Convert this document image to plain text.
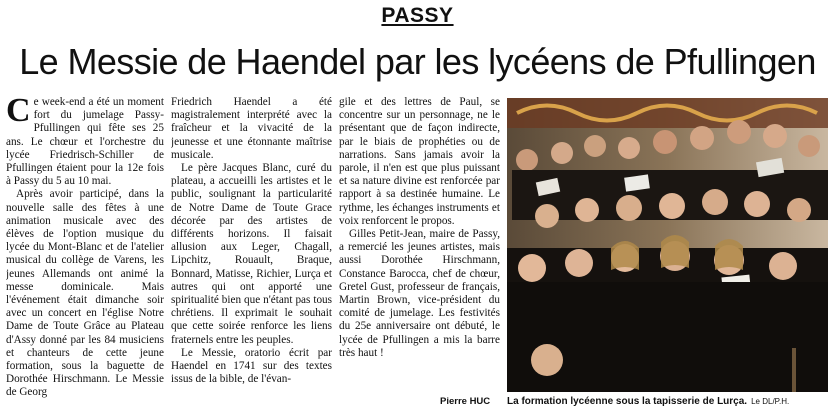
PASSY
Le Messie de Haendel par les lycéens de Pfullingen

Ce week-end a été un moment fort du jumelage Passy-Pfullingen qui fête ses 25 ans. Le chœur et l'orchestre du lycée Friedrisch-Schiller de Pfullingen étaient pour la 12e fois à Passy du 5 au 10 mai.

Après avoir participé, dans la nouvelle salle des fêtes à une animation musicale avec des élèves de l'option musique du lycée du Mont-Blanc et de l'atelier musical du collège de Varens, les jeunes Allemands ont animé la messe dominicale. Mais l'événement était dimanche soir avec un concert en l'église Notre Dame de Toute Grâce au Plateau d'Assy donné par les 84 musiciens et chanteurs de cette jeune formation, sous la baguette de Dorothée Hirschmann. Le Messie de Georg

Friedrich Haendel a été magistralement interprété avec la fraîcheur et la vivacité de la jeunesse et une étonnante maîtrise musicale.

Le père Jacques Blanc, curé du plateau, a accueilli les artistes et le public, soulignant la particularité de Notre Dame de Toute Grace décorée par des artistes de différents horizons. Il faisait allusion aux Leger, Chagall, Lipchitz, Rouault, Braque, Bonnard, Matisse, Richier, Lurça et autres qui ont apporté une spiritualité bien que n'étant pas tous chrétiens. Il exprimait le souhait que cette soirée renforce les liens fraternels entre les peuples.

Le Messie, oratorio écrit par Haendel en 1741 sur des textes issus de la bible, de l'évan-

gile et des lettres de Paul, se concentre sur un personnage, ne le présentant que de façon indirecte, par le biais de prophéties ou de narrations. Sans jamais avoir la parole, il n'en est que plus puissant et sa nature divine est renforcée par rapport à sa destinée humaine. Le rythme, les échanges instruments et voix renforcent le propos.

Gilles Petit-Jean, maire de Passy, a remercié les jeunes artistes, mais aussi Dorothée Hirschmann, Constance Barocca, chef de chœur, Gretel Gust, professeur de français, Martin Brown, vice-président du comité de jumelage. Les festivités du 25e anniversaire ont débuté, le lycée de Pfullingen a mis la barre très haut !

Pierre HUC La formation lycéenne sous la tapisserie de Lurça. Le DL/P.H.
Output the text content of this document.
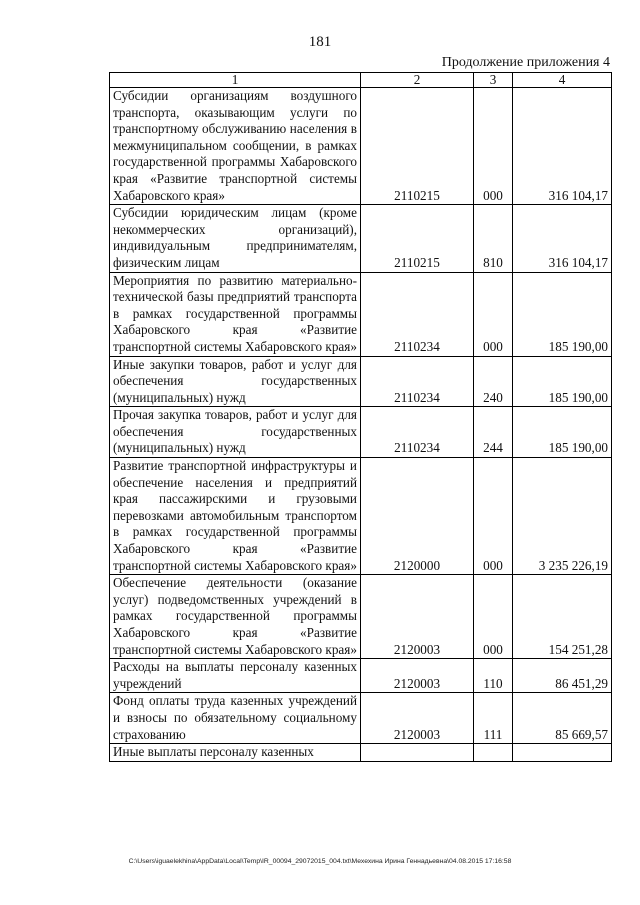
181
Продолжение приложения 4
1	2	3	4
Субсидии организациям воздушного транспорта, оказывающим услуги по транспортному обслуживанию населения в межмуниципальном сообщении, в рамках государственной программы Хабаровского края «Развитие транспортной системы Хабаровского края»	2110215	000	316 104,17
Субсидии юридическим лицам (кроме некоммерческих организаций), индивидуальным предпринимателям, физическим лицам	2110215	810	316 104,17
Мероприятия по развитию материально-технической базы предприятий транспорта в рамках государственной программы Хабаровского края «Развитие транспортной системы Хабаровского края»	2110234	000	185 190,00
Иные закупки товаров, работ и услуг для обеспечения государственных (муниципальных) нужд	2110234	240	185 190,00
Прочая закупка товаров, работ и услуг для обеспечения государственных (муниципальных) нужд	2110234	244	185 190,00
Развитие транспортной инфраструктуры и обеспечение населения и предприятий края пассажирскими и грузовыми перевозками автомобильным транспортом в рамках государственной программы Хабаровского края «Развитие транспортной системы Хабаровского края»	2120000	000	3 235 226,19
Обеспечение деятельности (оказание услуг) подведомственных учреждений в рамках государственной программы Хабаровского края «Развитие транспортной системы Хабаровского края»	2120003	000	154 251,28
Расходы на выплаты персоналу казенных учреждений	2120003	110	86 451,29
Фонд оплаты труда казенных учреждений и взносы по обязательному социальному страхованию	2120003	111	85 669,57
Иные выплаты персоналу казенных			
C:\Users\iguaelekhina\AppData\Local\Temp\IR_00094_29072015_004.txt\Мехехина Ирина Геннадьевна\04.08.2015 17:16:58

· · ·

■ DIRECTIONS FOR THIS TASK ■
Wherever the string "Haendel" appears in the entries above, list that line.

■ WORKED ANSWER ■
Le Messie de Haendel par les lycéens de Pfullingen
Friedrich Haendel a été magistralement interprété avec la fraîcheur et la vivacité de la jeunesse et une étonnante maîtrise musicale.
Le Messie, oratorio écrit par Haendel en 1741 sur des textes issus de la bible, de l'évan-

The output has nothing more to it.